Some records:

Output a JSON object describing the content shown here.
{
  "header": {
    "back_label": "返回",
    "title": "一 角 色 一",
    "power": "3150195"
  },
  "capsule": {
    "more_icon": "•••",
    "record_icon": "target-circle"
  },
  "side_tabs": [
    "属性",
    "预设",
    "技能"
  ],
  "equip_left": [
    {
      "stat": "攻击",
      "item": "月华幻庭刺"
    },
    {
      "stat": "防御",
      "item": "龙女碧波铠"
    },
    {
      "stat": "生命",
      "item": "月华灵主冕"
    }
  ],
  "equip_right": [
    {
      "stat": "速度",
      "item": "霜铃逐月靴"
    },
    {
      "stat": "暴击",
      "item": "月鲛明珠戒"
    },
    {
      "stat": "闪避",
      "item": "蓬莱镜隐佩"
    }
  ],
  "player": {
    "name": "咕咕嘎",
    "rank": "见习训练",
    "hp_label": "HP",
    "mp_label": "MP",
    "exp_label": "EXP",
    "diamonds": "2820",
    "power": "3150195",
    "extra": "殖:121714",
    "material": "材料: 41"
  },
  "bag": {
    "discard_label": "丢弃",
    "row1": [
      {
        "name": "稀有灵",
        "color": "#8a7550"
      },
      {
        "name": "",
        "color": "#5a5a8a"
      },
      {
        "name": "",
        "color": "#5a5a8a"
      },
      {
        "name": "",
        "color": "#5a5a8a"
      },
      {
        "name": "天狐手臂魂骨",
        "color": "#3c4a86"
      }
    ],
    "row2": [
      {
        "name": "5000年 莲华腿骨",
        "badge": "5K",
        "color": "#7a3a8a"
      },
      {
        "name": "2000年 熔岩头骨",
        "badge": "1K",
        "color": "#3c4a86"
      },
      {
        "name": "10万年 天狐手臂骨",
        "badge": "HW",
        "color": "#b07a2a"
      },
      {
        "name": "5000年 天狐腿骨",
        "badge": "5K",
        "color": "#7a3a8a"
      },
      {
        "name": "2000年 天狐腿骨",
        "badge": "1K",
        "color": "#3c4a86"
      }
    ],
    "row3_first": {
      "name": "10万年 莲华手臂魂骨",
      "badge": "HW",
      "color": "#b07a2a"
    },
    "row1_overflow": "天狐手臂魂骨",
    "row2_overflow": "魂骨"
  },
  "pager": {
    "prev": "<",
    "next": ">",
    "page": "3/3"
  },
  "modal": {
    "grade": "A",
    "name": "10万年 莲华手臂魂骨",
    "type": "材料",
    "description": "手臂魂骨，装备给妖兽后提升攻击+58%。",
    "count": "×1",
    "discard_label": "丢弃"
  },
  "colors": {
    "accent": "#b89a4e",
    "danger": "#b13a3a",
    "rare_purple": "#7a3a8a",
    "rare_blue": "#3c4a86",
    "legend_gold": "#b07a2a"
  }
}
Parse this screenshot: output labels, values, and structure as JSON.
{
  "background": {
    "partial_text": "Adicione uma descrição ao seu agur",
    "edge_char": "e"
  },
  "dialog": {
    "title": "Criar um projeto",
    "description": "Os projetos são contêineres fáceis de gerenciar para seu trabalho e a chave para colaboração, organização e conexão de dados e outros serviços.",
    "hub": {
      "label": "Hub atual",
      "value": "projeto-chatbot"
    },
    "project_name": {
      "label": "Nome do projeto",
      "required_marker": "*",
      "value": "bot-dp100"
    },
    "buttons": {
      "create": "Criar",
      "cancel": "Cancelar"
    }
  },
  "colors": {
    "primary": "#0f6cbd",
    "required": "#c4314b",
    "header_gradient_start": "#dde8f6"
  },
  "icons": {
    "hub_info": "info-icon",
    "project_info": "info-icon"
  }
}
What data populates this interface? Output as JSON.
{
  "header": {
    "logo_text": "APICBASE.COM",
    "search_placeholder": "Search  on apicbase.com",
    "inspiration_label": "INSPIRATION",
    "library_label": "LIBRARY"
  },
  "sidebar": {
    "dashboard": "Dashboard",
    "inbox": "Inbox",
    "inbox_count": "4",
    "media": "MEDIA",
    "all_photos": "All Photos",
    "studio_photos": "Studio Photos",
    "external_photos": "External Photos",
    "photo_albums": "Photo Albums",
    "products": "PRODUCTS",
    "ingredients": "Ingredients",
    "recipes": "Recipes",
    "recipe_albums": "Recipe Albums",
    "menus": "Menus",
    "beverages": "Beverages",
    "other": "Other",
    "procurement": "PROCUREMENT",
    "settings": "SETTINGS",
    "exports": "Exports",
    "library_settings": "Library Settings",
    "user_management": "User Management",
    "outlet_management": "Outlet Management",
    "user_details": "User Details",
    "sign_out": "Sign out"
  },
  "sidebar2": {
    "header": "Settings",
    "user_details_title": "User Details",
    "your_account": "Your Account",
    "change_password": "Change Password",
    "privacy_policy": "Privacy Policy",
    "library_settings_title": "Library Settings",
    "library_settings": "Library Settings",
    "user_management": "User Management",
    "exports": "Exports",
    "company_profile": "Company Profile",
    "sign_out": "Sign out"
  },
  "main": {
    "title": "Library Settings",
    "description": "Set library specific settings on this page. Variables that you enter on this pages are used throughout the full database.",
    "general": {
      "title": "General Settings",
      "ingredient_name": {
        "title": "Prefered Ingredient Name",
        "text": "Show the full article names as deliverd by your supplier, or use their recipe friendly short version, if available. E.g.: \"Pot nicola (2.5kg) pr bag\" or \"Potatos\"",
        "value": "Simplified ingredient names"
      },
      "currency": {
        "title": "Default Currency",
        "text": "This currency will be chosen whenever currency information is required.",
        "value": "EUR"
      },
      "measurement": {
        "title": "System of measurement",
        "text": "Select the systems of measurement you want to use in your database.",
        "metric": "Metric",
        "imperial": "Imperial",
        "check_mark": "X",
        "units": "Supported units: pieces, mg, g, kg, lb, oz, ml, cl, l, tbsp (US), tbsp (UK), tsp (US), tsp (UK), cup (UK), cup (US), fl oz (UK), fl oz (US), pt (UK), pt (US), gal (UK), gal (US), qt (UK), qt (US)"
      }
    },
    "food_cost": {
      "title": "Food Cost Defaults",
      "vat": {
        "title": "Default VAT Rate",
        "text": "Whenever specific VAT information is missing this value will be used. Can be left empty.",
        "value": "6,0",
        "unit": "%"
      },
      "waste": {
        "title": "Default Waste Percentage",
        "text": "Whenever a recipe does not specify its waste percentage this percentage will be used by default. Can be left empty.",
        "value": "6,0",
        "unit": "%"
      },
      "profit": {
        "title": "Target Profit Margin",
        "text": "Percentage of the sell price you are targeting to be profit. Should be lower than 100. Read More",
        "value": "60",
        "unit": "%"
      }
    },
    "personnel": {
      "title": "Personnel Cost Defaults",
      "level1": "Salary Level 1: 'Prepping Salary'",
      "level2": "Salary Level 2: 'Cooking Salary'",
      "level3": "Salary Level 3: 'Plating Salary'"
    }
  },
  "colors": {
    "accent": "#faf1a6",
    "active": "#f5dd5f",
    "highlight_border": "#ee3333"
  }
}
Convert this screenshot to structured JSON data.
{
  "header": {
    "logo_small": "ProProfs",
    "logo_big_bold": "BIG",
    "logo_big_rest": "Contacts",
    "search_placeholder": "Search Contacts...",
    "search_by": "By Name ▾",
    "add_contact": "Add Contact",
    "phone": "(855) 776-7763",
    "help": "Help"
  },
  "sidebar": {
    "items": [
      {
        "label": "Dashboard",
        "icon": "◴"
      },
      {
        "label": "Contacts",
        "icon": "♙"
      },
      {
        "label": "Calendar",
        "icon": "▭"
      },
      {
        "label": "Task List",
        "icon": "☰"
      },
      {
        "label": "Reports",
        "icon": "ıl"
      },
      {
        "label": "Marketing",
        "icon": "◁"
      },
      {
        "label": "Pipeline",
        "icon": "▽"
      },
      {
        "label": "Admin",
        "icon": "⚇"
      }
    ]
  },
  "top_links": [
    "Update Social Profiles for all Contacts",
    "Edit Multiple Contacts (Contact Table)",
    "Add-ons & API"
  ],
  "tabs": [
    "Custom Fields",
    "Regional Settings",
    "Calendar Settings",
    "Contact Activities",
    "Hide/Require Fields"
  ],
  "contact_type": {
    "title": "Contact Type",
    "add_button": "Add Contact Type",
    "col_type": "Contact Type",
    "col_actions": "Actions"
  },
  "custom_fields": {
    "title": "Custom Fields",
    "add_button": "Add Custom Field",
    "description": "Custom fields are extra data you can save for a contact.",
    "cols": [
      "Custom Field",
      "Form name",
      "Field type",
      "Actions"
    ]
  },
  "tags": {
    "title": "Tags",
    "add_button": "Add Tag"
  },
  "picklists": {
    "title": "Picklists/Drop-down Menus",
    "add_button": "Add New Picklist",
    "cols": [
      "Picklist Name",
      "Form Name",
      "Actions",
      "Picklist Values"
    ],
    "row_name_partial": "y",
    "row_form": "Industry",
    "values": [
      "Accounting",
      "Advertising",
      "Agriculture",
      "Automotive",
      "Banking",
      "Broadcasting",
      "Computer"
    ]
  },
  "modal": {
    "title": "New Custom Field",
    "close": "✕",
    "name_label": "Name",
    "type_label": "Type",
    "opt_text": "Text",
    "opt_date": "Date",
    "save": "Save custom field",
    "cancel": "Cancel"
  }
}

Exercise description —
Go through the records line by line and count those containing the string "Menus". Give only the total.

Response for this exercise —
2